Problem to work on>
Reproduce verbatim every line of the records from the one containing "page-checkbox-row[interactable]: Current Rates" down to the one containing "checkbox[interactable] <box>206 245", including both of those lines.

-=-=-=-=-

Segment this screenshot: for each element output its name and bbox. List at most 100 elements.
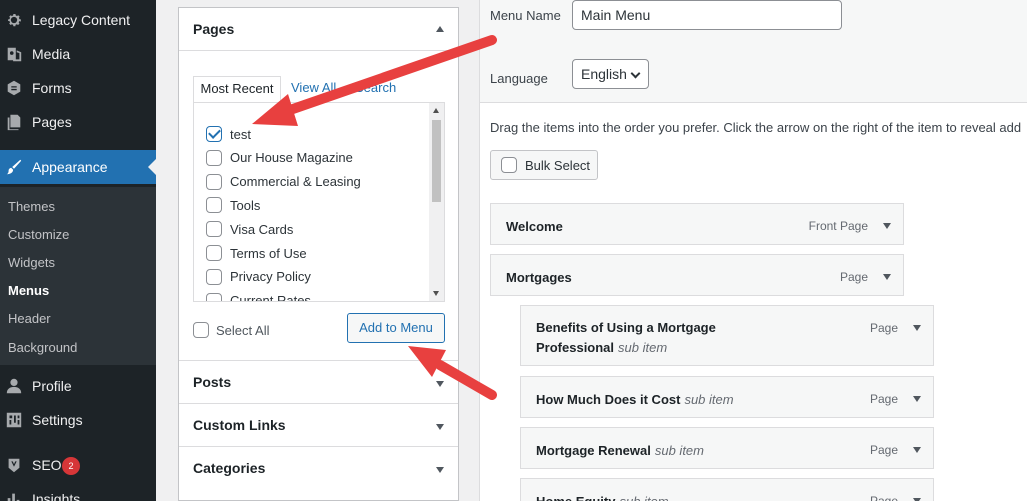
page-checkbox-row[interactable]: Current Rates <box>206 291 311 301</box>
divider <box>179 360 458 361</box>
seo-icon <box>5 456 23 474</box>
page-checkbox-row[interactable]: Tools <box>206 195 260 215</box>
menu-item-type: Page <box>839 270 868 284</box>
checkbox[interactable] <box>206 149 222 166</box>
page-checkbox-row[interactable]: Commercial & Leasing <box>206 172 361 192</box>
tab-most-recent[interactable]: Most Recent <box>193 76 281 103</box>
divider <box>179 50 458 51</box>
menu-item-type: Page <box>869 443 898 457</box>
expand-arrow-icon[interactable] <box>436 381 444 387</box>
checkbox[interactable] <box>206 245 222 261</box>
submenu-item-customize[interactable]: Customize <box>8 227 69 242</box>
sidebar-item-appearance[interactable]: Appearance <box>0 150 156 184</box>
sidebar-item-settings[interactable]: Settings <box>0 403 156 437</box>
menu-item-title: Home Equity sub item <box>536 492 669 501</box>
menu-item[interactable]: Benefits of Using a Mortgage Professiona… <box>520 305 934 366</box>
page-checkbox-row[interactable]: Visa Cards <box>206 219 293 239</box>
menu-item[interactable]: Mortgage Renewal sub item Page <box>520 427 934 469</box>
sidebar-item-insights[interactable]: Insights <box>0 482 156 501</box>
sidebar-item-label: Profile <box>32 378 72 394</box>
toggle-arrow-icon[interactable] <box>913 325 921 331</box>
menu-name-input[interactable]: Main Menu <box>572 0 842 30</box>
custom-links-section-title[interactable]: Custom Links <box>193 417 286 433</box>
pages-checklist: test Our House Magazine Commercial & Leasi… <box>193 102 445 302</box>
menu-item[interactable]: Welcome Front Page <box>490 203 904 245</box>
list-scrollbar[interactable] <box>429 103 444 301</box>
sidebar-item-pages[interactable]: Pages <box>0 105 156 139</box>
posts-section-title[interactable]: Posts <box>193 374 231 390</box>
settings-icon <box>5 411 23 429</box>
menu-item-title-text: Home Equity <box>536 494 615 501</box>
sidebar-item-label: Appearance <box>32 159 108 175</box>
menu-item-type: Page <box>869 321 898 335</box>
language-label: Language <box>490 71 548 86</box>
checkbox[interactable] <box>206 292 222 301</box>
forms-icon <box>5 79 23 97</box>
sub-item-label: sub item <box>619 494 668 501</box>
sidebar-item-forms[interactable]: Forms <box>0 71 156 105</box>
sidebar-item-media[interactable]: Media <box>0 37 156 71</box>
page-checkbox-row[interactable]: Terms of Use <box>206 243 307 263</box>
checkbox[interactable] <box>501 157 517 173</box>
checkbox[interactable] <box>206 197 222 214</box>
sidebar-item-legacy-content[interactable]: Legacy Content <box>0 3 156 37</box>
pages-icon <box>5 113 23 131</box>
menu-item[interactable]: How Much Does it Cost sub item Page <box>520 376 934 418</box>
page-checkbox-row[interactable]: test <box>206 124 251 144</box>
add-to-menu-button[interactable]: Add to Menu <box>347 313 445 343</box>
toggle-arrow-icon[interactable] <box>883 274 891 280</box>
language-select[interactable]: English <box>572 59 649 89</box>
sidebar-item-label: Insights <box>32 491 81 501</box>
bulk-select-checkbox[interactable]: Bulk Select <box>490 150 598 180</box>
notification-badge: 2 <box>62 457 80 475</box>
checkbox[interactable] <box>206 268 222 285</box>
submenu-item-themes[interactable]: Themes <box>8 199 55 214</box>
tab-search[interactable]: Search <box>355 76 396 103</box>
select-all-checkbox[interactable]: Select All <box>193 320 269 340</box>
collapse-arrow-icon[interactable] <box>436 26 444 32</box>
page-label: test <box>230 126 251 142</box>
page-label: Visa Cards <box>230 221 294 237</box>
toggle-arrow-icon[interactable] <box>913 396 921 402</box>
toggle-arrow-icon[interactable] <box>883 223 891 229</box>
expand-arrow-icon[interactable] <box>436 424 444 430</box>
page-checkbox-row[interactable]: Privacy Policy <box>206 267 311 287</box>
sidebar-item-label: Media <box>32 46 71 62</box>
expand-arrow-icon[interactable] <box>436 467 444 473</box>
insights-icon <box>5 490 23 501</box>
divider <box>179 403 458 404</box>
menu-item[interactable]: Home Equity sub item Page <box>520 478 934 501</box>
menu-item-type: Front Page <box>808 219 868 233</box>
sidebar-item-profile[interactable]: Profile <box>0 369 156 403</box>
toggle-arrow-icon[interactable] <box>913 447 921 453</box>
checkbox[interactable] <box>206 173 222 190</box>
scroll-up-arrow-icon[interactable] <box>433 108 439 113</box>
submenu-item-widgets[interactable]: Widgets <box>8 255 55 270</box>
submenu-item-menus[interactable]: Menus <box>8 283 49 298</box>
instructions-text: Drag the items into the order you prefer… <box>490 120 1022 135</box>
scroll-down-arrow-icon[interactable] <box>433 291 439 296</box>
menu-item-title-text: Welcome <box>506 219 563 234</box>
current-menu-notch <box>148 159 156 175</box>
page-checkbox-row[interactable]: Our House Magazine <box>206 148 353 168</box>
media-icon <box>5 45 23 63</box>
sidebar-item-seo[interactable]: SEO 2 <box>0 448 156 482</box>
sidebar-item-label: Forms <box>32 80 72 96</box>
checkbox[interactable] <box>206 126 222 142</box>
page-label: Terms of Use <box>230 245 307 261</box>
menu-item[interactable]: Mortgages Page <box>490 254 904 296</box>
menu-header: Menu Name Main Menu Language English <box>480 0 1027 103</box>
categories-section-title[interactable]: Categories <box>193 460 265 476</box>
submenu-item-header[interactable]: Header <box>8 311 51 326</box>
scroll-thumb[interactable] <box>432 120 441 202</box>
pages-section-title[interactable]: Pages <box>193 21 234 37</box>
checkbox[interactable] <box>193 322 209 338</box>
submenu-item-background[interactable]: Background <box>8 340 77 355</box>
sub-item-label: sub item <box>654 443 704 458</box>
sub-item-label: sub item <box>618 340 668 355</box>
menu-item-title-text: Mortgages <box>506 270 572 285</box>
checkbox[interactable] <box>206 221 222 238</box>
menu-item-title-text: How Much Does it Cost <box>536 392 681 407</box>
menu-item-title: Benefits of Using a Mortgage Professiona… <box>536 318 736 358</box>
tab-view-all[interactable]: View All <box>291 76 336 103</box>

-=-=-=-=-

Correct output>
page-checkbox-row[interactable]: Current Rates <box>206 291 311 301</box>
divider <box>179 360 458 361</box>
seo-icon <box>5 456 23 474</box>
page-checkbox-row[interactable]: Tools <box>206 195 260 215</box>
menu-item-type: Page <box>839 270 868 284</box>
checkbox[interactable] <box>206 149 222 166</box>
page-checkbox-row[interactable]: Commercial & Leasing <box>206 172 361 192</box>
tab-most-recent[interactable]: Most Recent <box>193 76 281 103</box>
divider <box>179 50 458 51</box>
menu-item-type: Page <box>869 443 898 457</box>
expand-arrow-icon[interactable] <box>436 381 444 387</box>
checkbox[interactable] <box>206 245 222 261</box>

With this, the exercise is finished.